• [Objective]: Each line from the one containing "What does this" through the end of the listing below must be copied exactly; pictures are excluded.

··· Entries provided

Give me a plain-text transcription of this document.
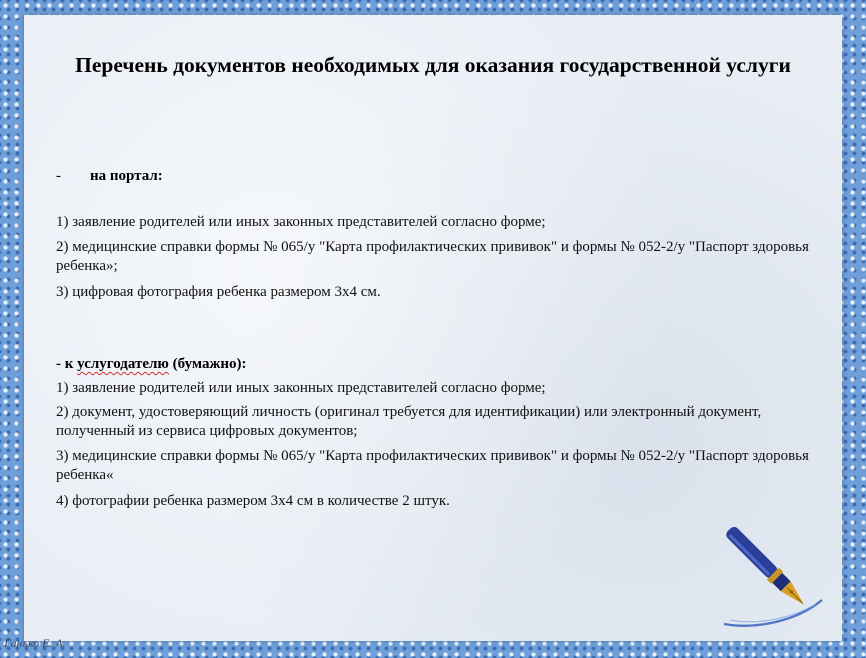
Перечень документов необходимых для оказания государственной услуги

- на портал:

1) заявление родителей или иных законных представителей согласно форме;

2) медицинские справки формы № 065/у "Карта профилактических прививок" и формы № 052-2/у "Паспорт здоровья ребенка»;

3) цифровая фотография ребенка размером 3х4 см.

- к услугодателю (бумажно):

1) заявление родителей или иных законных представителей согласно форме;

2) документ, удостоверяющий личность (оригинал требуется для идентификации) или электронный документ, полученный из сервиса цифровых документов;

3) медицинские справки формы № 065/у "Карта профилактических прививок" и формы № 052-2/у "Паспорт здоровья ребенка«

4) фотографии ребенка размером 3х4 см в количестве 2 штук.

Ганько Е. А.
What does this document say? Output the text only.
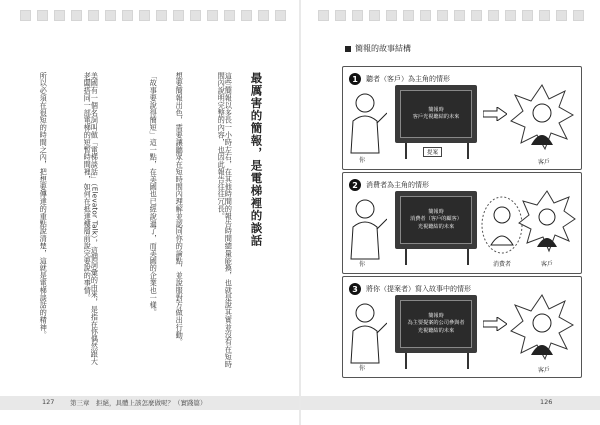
最厲害的簡報，是電梯裡的談話
這些簡報以多長一小時左右，在其他時間的報告時間總量能換，也就是說其實並沒有在短時間內說明完整的內容，也因此報告往往冗長。
想要簡報出色，需要讓聽眾在短時間內理解並認同你的論點，並說服對方做出行動。
「故事要說得簡短」這一點，在美國也已經說過了，而美國的企業也一樣。
美國有一個名詞叫做「電梯談話」（Elevator Talk），這個詞彙的由來，是指在你偶然跟大老闆搭同一部電梯的短暫時間裡，如何在抵達樓層前說完要說的事情。
所以必須在很短的時間之內，把想要傳達的重點說清楚，這就是電梯談話的精神。
127 第三章　拒絕，具體上該怎麼做呢？（實踐篇）	126
簡報的故事結構
1	聽者（客戶）為主角的情形
你
簡報時
客戶光視聽結的未來
提案
客戶
2	消費者為主角的情形
你
簡報時
消費者（客戶的顧客）
光視聽結的未來
消費者	客戶
3	將你（提案者）寫入故事中的情形
你
簡報時
為主要提案的公司參與者
光視聽結的未來
客戶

······

• [Solution to this exercise]:
What does this document say? Output the text only.
最厲害的簡報，是電梯裡的談話
這些簡報以多長一小時左右，在其他時間的報告時間總量能換，也就是說其實並沒有在短時間內說明完整的內容，也因此報告往往冗長。
想要簡報出色，需要讓聽眾在短時間內理解並認同你的論點，並說服對方做出行動。
「故事要說得簡短」這一點，在美國也已經說過了，而美國的企業也一樣。
美國有一個名詞叫做「電梯談話」（Elevator Talk），這個詞彙的由來，是指在你偶然跟大老闆搭同一部電梯的短暫時間裡，如何在抵達樓層前說完要說的事情。
所以必須在很短的時間之內，把想要傳達的重點說清楚，這就是電梯談話的精神。
127 第三章　拒絕，具體上該怎麼做呢？（實踐篇）	126
簡報的故事結構
1	聽者（客戶）為主角的情形
你
簡報時
客戶光視聽結的未來
提案
客戶
2	消費者為主角的情形
你
簡報時
消費者（客戶的顧客）
光視聽結的未來
消費者	客戶
3	將你（提案者）寫入故事中的情形
你
簡報時
為主要提案的公司參與者
光視聽結的未來
客戶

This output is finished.